[Data entries]
======

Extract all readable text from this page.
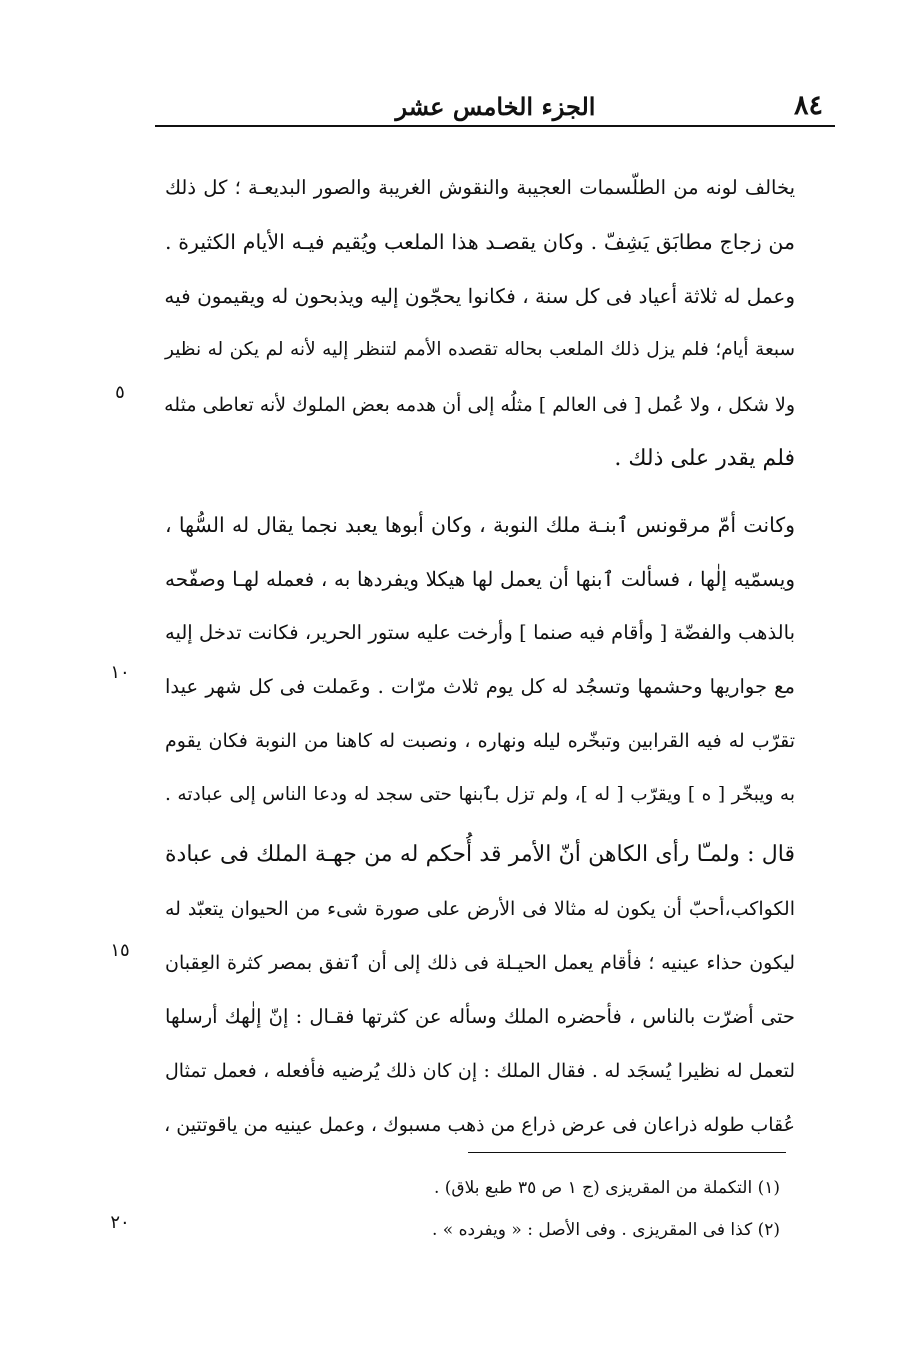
٨٤
الجزء الخامس عشر
يخالف لونه من الطلّسمات العجيبة والنقوش الغريبة والصور البديعـة ؛ كل ذلك
من زجاج مطابَق يَشِفّ . وكان يقصـد هذا الملعب ويُقيم فيـه الأيام الكثيرة .
وعمل له ثلاثة أعياد فى كل سنة ، فكانوا يحجّون إليه ويذبحون له ويقيمون فيه
سبعة أيام؛ فلم يزل ذلك الملعب بحاله تقصده الأمم لتنظر إليه لأنه لم يكن له نظير
ولا شكل ، ولا عُمل [ فى العالم ] مثلُه إلى أن هدمه بعض الملوك لأنه تعاطى مثله
فلم يقدر على ذلك .
وكانت أمّ مرقونس ٱبنـة ملك النوبة ، وكان أبوها يعبد نجما يقال له السُّها ،
ويسمّيه إلٰها ، فسألت ٱبنها أن يعمل لها هيكلا ويفردها به ، فعمله لهـا وصفّحه
بالذهب والفضّة [ وأقام فيه صنما ] وأرخت عليه ستور الحرير، فكانت تدخل إليه
مع جواريها وحشمها وتسجُد له كل يوم ثلاث مرّات . وعَملت فى كل شهر عيدا
تقرّب له فيه القرابين وتبخّره ليله ونهاره ، ونصبت له كاهنا من النوبة فكان يقوم
به ويبخّر [ ه ] ويقرّب [ له ]، ولم تزل بٱبنها حتى سجد له ودعا الناس إلى عبادته .
قال : ولمـّا رأى الكاهن أنّ الأمر قد أُحكم له من جهـة الملك فى عبادة
الكواكب،أحبّ أن يكون له مثالا فى الأرض على صورة شىء من الحيوان يتعبّد له
ليكون حذاء عينيه ؛ فأقام يعمل الحيـلة فى ذلك إلى أن ٱتفق بمصر كثرة العِقبان
حتى أضرّت بالناس ، فأحضره الملك وسأله عن كثرتها فقـال : إنّ إلٰهك أرسلها
لتعمل له نظيرا يُسجَد له . فقال الملك : إن كان ذلك يُرضيه فأفعله ، فعمل تمثال
عُقاب طوله ذراعان فى عرض ذراع من ذهب مسبوك ، وعمل عينيه من ياقوتتين ،
٥
١٠
١٥
٢٠
(١) التكملة من المقريزى (ج ١ ص ٣٥ طبع بلاق) .
(٢) كذا فى المقريزى . وفى الأصل : « ويفرده » .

======

* _What you will do_
Scan the listing above. Collect all lines with the word "عينيه".

* _Completed exercise_
ليكون حذاء عينيه ؛ فأقام يعمل الحيـلة فى ذلك إلى أن ٱتفق بمصر كثرة العِقبان
عُقاب طوله ذراعان فى عرض ذراع من ذهب مسبوك ، وعمل عينيه من ياقوتتين ،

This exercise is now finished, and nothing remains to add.